- WHAT TO PRODUCE
Rewrite the article below about the Illinois roofing contractor, starting at "According to a" and ending at "from the roof.", substituting "job site" for "worksite".

An Illinois-based roofing contractor with a history of multiple federal workplace safety violations has been cited once again by the Occupational Safety and Health Administration for exposing workers to fall hazards as they completed residential framing work.
According to a release from OSHA, inspectors in Savoy, Ill., observed employees of Elmer Miller — operating as Miller Building Systems LLC — standing, climbing and walking about the roofs, beams and top plates while framing homes without any protection from falling, sometimes at heights greater than 18 feet above the ground at the Prairie Meadows subdivision on June 26 and July 26, 2023.
Federal inspectors were reportedly "met with hostility" when they approached the worksite. OSHA cited three willful and four serious violations and proposed $278,452 in penalties due to both inspections. The agency cited the company for lack of fall protection and not providing a means of egress from the roof.
OSHA currently has five other inspections with Elmer Miller that the agency opened in August, October and November 2023.
“Preventable falls remain the construction industry’s leading cause of death and injuries,” said OSHA Area Director Edward Marshall in Peoria, Ill. “Elmer Miller’s repeated failure to follow federal workplace safety rules shows a disturbing disregard for his employee’s lives and well-being.”
In the past decade, OSHA has cited Miller and companies he operates 20 times, including repeat violations and willful violations, and assessed more than $900,000 in penalties, most of which has not been paid. Most of the violations relate to the contractor’s failures to protect workers from potentially deadly fall hazards while building roofs.
In 2022, the Bureau of Labor Statistics reports that 1,069 construction workers died on the job, with 395 of those fatalities related to falls from elevation. Exposure to fall hazards makes residential construction work among the most dangerous jobs in construction.

- DATA EXCERPTS
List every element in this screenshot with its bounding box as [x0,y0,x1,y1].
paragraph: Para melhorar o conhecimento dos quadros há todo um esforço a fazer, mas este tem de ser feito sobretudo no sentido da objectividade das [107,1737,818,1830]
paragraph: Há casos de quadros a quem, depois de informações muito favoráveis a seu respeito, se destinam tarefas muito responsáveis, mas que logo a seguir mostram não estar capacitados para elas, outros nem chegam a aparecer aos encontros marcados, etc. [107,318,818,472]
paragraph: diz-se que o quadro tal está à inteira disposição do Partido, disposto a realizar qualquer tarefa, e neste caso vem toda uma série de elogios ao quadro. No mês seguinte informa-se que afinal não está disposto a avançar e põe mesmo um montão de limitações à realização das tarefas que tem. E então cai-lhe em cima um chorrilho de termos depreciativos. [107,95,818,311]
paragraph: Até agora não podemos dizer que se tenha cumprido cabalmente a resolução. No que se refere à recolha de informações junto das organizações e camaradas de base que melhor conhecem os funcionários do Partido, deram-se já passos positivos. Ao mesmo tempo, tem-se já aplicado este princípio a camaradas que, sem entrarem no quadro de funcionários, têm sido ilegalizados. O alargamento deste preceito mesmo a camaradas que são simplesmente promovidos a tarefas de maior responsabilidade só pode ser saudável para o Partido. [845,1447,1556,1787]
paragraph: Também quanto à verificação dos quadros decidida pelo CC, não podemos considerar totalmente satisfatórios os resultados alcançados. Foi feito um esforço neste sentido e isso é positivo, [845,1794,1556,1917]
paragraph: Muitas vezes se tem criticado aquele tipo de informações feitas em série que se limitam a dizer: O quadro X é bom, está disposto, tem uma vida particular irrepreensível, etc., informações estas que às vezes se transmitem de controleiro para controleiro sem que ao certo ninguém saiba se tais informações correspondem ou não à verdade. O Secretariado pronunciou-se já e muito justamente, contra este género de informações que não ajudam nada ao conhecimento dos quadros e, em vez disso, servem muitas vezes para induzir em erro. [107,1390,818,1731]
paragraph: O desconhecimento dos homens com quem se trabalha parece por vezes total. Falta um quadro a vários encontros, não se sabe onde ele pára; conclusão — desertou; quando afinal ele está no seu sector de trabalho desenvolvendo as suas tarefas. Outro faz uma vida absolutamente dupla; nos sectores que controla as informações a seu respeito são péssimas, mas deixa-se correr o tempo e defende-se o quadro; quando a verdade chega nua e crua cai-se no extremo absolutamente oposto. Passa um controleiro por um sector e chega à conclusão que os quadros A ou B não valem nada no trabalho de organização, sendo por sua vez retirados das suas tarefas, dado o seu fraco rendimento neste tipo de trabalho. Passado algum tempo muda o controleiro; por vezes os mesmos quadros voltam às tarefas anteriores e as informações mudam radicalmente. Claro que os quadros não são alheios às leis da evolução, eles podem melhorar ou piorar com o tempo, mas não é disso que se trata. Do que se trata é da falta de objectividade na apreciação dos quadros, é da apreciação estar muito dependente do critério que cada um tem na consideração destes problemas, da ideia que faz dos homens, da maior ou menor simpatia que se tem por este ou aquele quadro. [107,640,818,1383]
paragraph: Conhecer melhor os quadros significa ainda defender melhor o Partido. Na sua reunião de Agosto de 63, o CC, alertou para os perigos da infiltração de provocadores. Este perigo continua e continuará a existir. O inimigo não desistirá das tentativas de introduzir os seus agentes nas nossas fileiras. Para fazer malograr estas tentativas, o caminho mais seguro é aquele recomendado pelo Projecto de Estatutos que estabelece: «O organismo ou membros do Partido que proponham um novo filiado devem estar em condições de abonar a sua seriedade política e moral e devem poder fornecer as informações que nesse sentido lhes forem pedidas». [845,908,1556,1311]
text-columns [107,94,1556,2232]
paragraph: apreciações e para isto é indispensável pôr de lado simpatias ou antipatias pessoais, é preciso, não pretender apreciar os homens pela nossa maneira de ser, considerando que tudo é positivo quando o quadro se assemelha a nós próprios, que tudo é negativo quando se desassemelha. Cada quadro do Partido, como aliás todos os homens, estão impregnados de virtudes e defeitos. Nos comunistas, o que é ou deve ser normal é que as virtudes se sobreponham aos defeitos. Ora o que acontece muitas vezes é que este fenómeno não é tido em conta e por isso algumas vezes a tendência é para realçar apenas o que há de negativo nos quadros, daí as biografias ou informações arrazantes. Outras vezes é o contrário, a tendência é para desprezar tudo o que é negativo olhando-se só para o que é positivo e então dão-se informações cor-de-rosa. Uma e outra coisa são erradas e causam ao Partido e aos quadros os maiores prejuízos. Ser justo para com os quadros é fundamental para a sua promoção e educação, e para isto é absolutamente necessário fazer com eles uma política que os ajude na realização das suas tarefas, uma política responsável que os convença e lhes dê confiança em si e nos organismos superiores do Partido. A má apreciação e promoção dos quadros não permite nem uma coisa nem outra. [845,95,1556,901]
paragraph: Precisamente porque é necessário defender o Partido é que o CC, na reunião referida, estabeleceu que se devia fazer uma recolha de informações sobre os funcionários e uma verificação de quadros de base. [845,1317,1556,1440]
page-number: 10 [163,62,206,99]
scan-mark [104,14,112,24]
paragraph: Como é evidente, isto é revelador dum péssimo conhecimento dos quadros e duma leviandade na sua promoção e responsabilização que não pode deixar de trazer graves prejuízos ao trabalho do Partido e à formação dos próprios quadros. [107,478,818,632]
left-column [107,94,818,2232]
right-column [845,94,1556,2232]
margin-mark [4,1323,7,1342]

- RESPONSE
According to a release from OSHA, inspectors in Savoy, Ill., observed employees of Elmer Miller — operating as Miller Building Systems LLC — standing, climbing and walking about the roofs, beams and top plates while framing homes without any protection from falling, sometimes at heights greater than 18 feet above the ground at the Prairie Meadows subdivision on June 26 and July 26, 2023.
Federal inspectors were reportedly "met with hostility" when they approached the job site. OSHA cited three willful and four serious violations and proposed $278,452 in penalties due to both inspections. The agency cited the company for lack of fall protection and not providing a means of egress from the roof.